- Source document

────────────────────────────────────────

Hybrid jobs

OpenMP + MPI
MPI4Py + NumPy threads

Hybrid jobs are those which involve running multiple tasks, each of which make use of multiple CPUs via threading. This will usually be MPI C/C++ or Fortran code with threading implemented using OpenMP pragmas/directives.

Multithreaded jobs are less common in a Python context due to the Global Interpreter Lock (GIL) which prevents multiple python threads in a task from executing concurrently. In some cases though use of multiple threads in Python can be beneficial if execution time is dominated by time spent in Python packages which release the GIL, such as NumPy. An example is given below.

OpenMP + MPI

A trivial example of a hybrid OpenMPI+MPI code is given below.

An example OpenMP+MPI program in C.

An trivial example of a hello world hybrid code.

hybrid_hello.c

#include <stdio.h>
#include <stdio.h>
#include <stdlib.h>
#include "mpi.h"
#include "omp.h"

────────────────────────────────────────

- Data section
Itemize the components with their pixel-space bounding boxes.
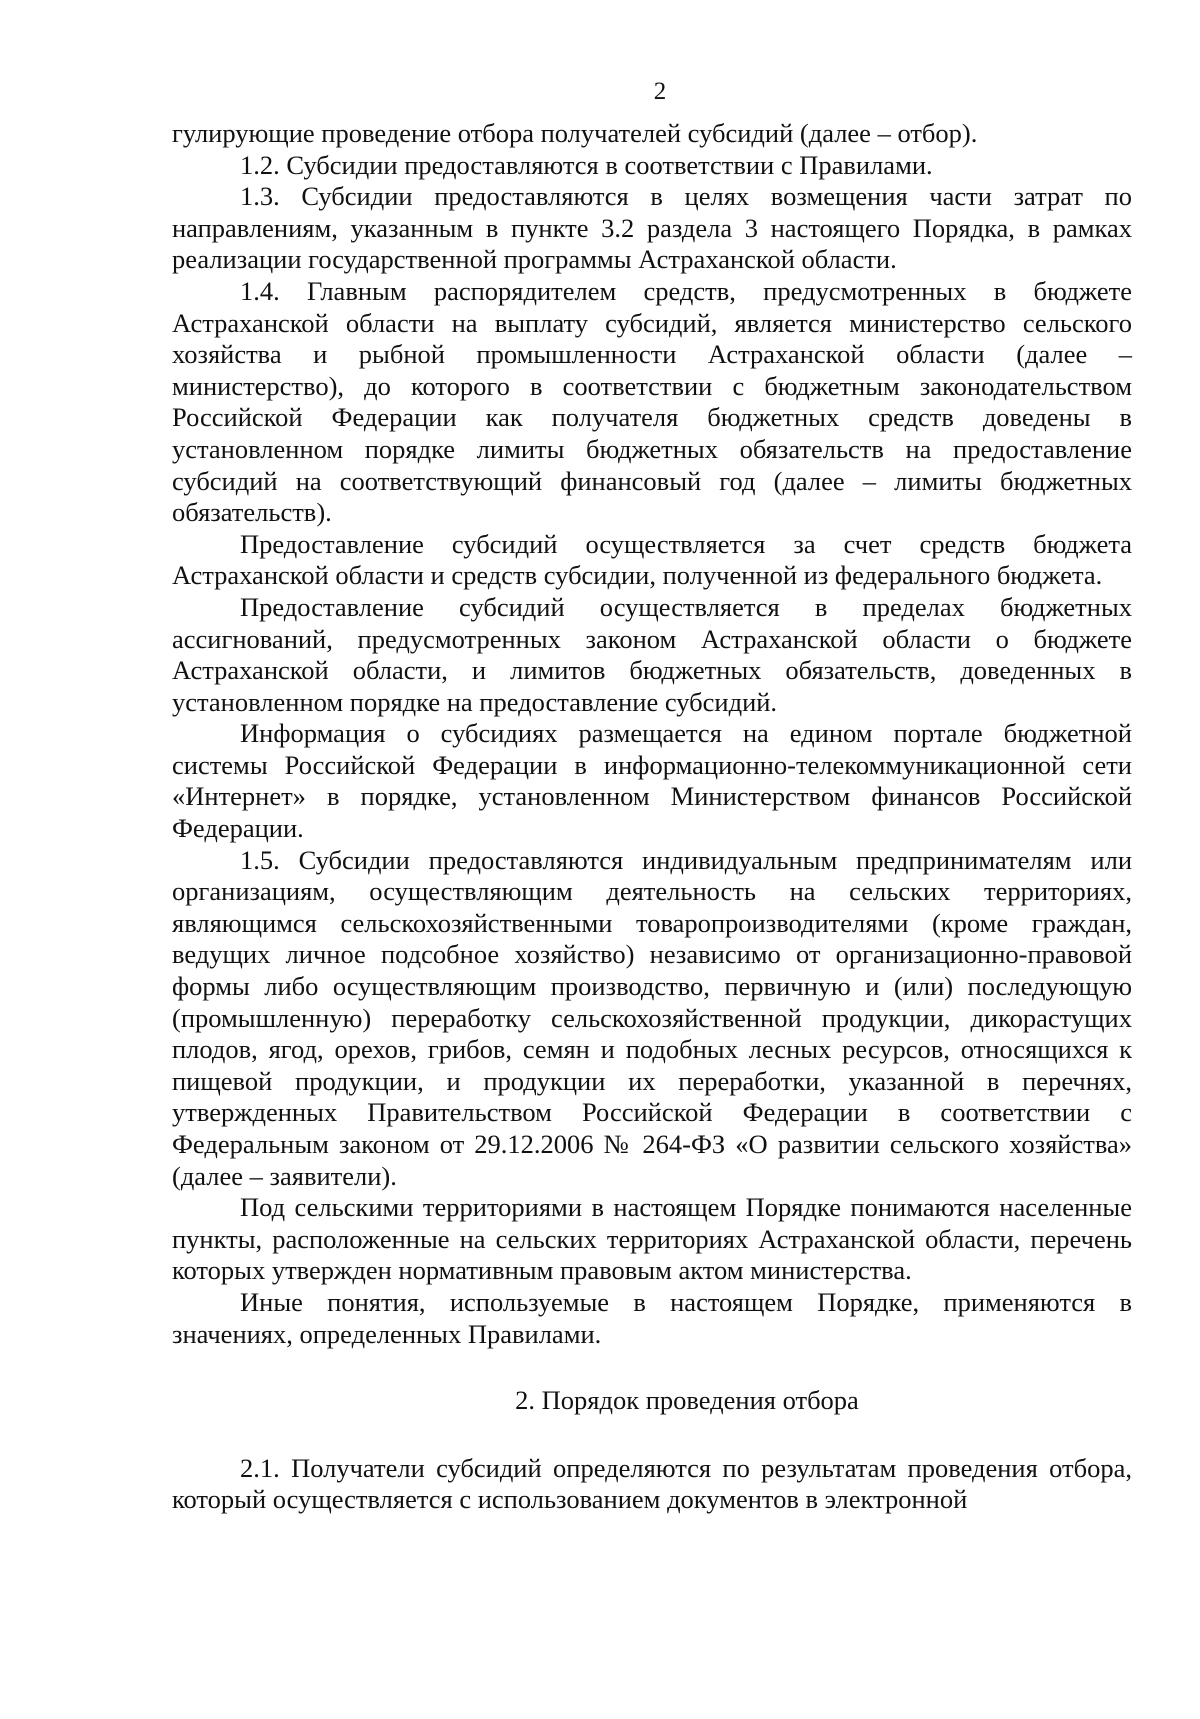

────────────────────────────────────────

- What you need to do
Rewrite the part of the hybrid jobs page that opens with the words "Hybrid jobs are" and closes with "example is given below.", putting "interpreter lock" in place of "GIL" wherever it occurs. Work from the hybrid jobs page alone.

- Solution to the exercise
Hybrid jobs are those which involve running multiple tasks, each of which make use of multiple CPUs via threading. This will usually be MPI C/C++ or Fortran code with threading implemented using OpenMP pragmas/directives.

Multithreaded jobs are less common in a Python context due to the Global Interpreter Lock (interpreter lock) which prevents multiple python threads in a task from executing concurrently. In some cases though use of multiple threads in Python can be beneficial if execution time is dominated by time spent in Python packages which release the interpreter lock, such as NumPy. An example is given below.